● Requirement
Count up the lines in the following listing that hold the word "nrules", then give only that count.

[BEGIN Records provided]

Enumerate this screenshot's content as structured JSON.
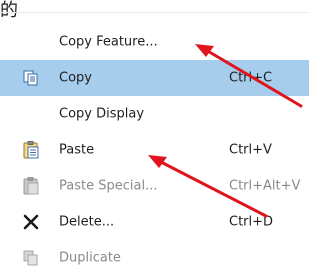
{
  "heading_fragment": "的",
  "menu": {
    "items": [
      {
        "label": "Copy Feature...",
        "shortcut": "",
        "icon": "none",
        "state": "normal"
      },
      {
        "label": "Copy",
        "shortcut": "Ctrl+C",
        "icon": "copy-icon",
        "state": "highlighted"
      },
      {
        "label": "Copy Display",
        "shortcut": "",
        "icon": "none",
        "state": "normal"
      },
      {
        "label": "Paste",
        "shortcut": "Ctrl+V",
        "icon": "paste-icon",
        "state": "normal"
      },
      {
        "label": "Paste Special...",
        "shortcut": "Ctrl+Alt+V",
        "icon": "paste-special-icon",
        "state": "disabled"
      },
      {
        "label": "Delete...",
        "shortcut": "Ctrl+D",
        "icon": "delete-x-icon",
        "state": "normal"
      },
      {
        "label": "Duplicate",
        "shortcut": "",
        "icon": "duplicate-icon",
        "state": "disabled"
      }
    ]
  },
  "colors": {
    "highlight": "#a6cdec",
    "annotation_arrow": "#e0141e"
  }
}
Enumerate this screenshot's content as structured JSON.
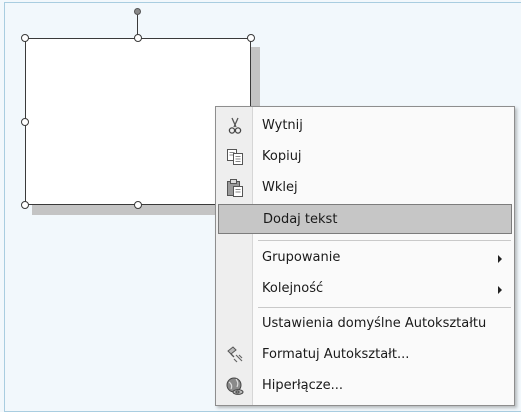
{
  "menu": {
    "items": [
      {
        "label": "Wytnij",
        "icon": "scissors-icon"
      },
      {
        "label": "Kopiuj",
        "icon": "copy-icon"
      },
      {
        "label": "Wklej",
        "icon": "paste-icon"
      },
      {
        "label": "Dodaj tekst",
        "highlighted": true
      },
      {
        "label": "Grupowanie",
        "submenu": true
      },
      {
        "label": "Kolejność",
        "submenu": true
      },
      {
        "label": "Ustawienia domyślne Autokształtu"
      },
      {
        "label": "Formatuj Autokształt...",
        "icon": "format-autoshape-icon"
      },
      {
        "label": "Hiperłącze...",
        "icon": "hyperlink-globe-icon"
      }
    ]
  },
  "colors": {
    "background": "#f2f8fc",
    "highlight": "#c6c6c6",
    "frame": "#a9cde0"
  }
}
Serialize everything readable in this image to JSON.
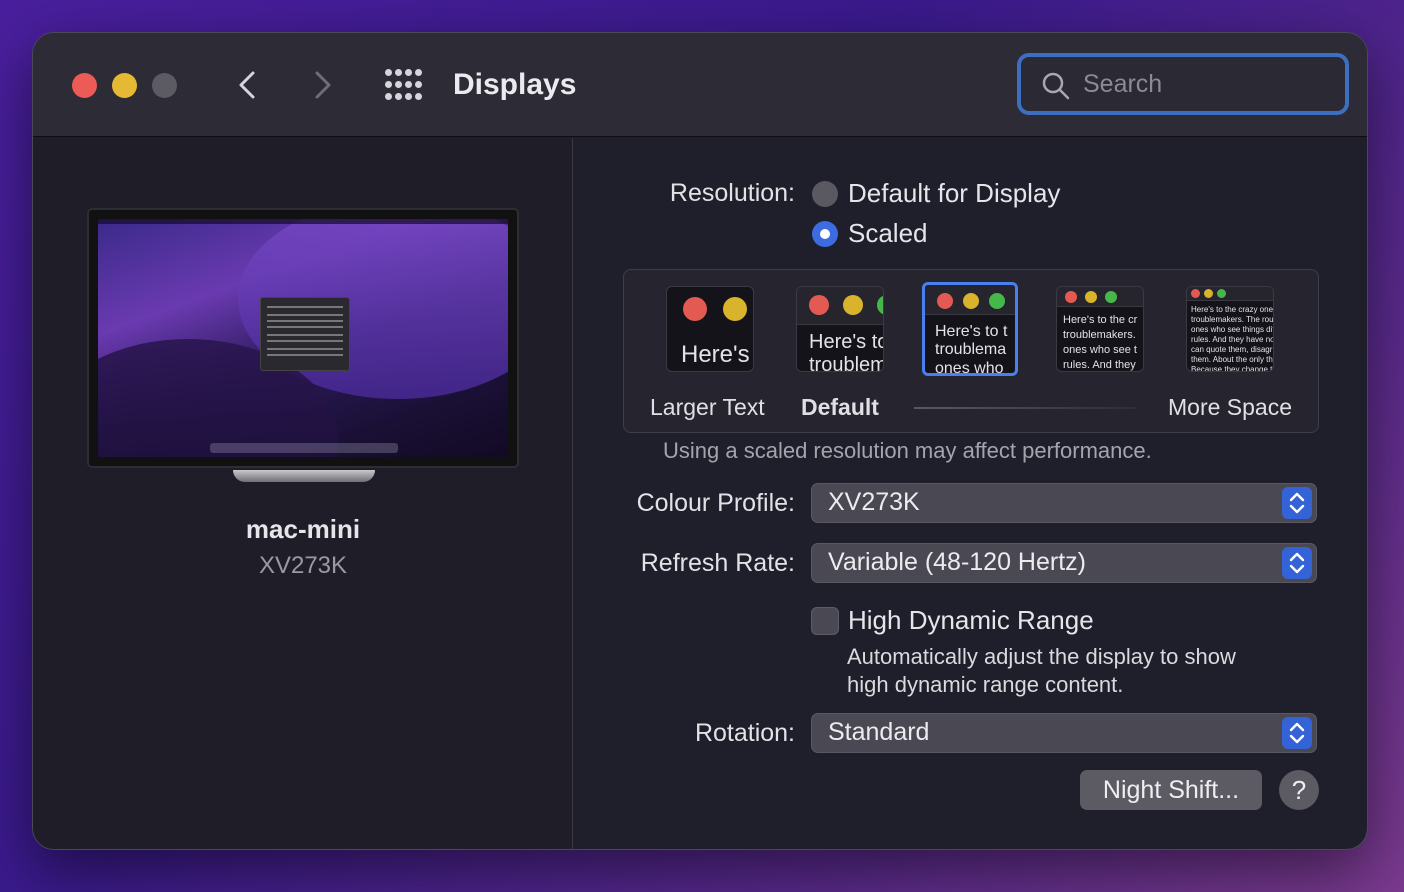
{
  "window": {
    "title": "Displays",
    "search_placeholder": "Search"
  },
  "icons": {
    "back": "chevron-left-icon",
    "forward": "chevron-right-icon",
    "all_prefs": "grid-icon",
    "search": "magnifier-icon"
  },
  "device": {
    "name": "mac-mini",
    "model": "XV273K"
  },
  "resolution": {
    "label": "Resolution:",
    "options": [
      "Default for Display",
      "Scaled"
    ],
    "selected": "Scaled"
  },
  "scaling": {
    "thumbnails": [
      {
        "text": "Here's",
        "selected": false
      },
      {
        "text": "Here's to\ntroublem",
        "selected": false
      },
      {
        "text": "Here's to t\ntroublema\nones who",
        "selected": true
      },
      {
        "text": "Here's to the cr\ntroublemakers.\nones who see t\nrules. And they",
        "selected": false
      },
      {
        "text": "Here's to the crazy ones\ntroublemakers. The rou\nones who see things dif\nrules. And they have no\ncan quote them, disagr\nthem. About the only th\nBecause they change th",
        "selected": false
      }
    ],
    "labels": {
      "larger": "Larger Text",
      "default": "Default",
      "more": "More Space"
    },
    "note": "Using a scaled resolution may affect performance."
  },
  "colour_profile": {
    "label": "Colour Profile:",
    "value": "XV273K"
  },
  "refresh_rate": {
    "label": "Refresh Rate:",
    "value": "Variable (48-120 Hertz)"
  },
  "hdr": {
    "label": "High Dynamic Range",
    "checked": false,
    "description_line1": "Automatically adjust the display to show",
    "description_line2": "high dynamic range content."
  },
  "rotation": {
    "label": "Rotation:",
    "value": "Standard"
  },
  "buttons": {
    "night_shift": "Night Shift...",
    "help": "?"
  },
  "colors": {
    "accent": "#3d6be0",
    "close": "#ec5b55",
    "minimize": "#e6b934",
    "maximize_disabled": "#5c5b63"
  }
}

[END Records provided]
[BEGIN Records provided]

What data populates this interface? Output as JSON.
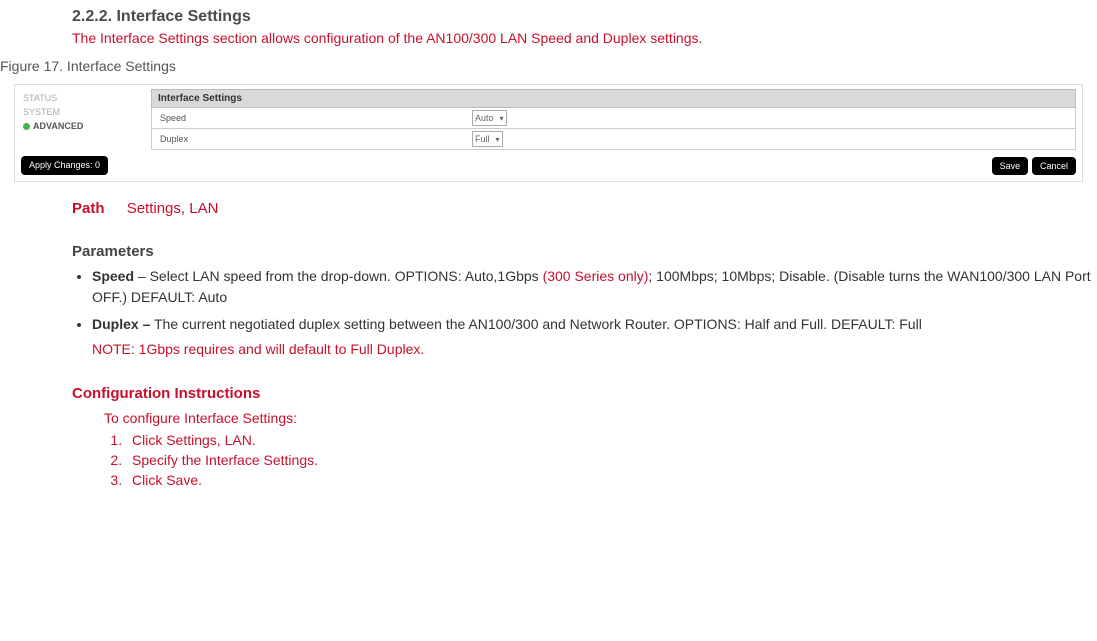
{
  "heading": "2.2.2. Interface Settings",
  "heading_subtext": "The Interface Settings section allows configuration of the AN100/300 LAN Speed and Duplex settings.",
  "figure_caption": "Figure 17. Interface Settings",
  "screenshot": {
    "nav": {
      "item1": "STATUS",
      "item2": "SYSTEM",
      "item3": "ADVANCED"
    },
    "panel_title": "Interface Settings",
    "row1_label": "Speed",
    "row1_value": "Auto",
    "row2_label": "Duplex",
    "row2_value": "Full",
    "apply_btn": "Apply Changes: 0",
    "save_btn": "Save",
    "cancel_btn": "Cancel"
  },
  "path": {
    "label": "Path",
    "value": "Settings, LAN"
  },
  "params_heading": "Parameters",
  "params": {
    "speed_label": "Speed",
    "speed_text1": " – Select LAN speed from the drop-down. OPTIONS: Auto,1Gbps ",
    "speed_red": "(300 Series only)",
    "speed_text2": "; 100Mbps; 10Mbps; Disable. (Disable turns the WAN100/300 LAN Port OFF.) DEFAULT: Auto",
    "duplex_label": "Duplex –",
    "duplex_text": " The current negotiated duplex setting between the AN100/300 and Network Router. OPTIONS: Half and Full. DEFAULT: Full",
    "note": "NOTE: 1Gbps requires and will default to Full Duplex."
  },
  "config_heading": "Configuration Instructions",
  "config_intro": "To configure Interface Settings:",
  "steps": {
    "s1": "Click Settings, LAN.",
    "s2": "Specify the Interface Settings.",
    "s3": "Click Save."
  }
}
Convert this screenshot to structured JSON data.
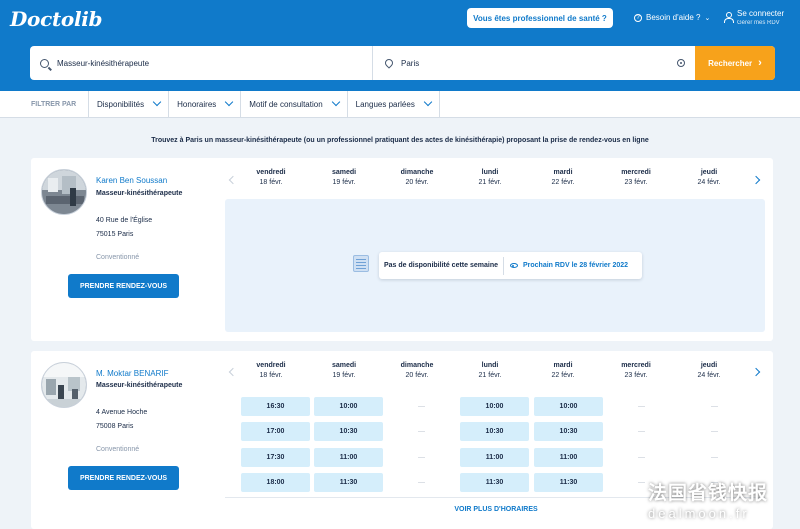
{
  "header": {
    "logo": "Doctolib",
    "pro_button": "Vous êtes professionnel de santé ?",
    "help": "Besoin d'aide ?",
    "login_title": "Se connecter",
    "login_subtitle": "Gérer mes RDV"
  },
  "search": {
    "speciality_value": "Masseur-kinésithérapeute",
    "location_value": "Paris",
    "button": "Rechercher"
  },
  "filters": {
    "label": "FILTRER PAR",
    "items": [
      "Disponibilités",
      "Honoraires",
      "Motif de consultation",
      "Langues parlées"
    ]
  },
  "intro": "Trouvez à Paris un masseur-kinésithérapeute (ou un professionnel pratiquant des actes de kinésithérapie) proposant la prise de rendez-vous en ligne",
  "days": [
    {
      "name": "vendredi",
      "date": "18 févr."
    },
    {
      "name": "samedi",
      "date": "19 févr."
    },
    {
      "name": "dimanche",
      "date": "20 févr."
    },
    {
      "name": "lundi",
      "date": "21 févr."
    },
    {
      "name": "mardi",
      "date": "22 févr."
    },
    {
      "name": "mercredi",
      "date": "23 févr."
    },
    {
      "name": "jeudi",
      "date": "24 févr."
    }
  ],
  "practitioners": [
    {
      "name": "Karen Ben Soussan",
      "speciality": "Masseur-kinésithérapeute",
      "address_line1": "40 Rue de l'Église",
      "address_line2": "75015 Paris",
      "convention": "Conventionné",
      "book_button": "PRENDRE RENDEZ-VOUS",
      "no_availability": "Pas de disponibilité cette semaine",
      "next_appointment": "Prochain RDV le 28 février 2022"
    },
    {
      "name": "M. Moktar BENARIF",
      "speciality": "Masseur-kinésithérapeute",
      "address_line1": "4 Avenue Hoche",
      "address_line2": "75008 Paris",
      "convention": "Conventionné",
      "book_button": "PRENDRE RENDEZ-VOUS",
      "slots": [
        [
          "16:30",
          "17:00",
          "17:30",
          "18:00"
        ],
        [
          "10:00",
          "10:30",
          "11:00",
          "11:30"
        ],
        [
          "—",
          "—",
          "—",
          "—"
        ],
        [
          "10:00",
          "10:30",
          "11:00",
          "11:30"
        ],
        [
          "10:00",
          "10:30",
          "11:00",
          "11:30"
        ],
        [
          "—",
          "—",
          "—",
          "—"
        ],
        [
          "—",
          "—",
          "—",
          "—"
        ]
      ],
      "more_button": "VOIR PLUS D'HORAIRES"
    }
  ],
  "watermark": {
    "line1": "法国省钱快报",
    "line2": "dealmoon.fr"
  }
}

[END Records provided]

● Solution to this task
2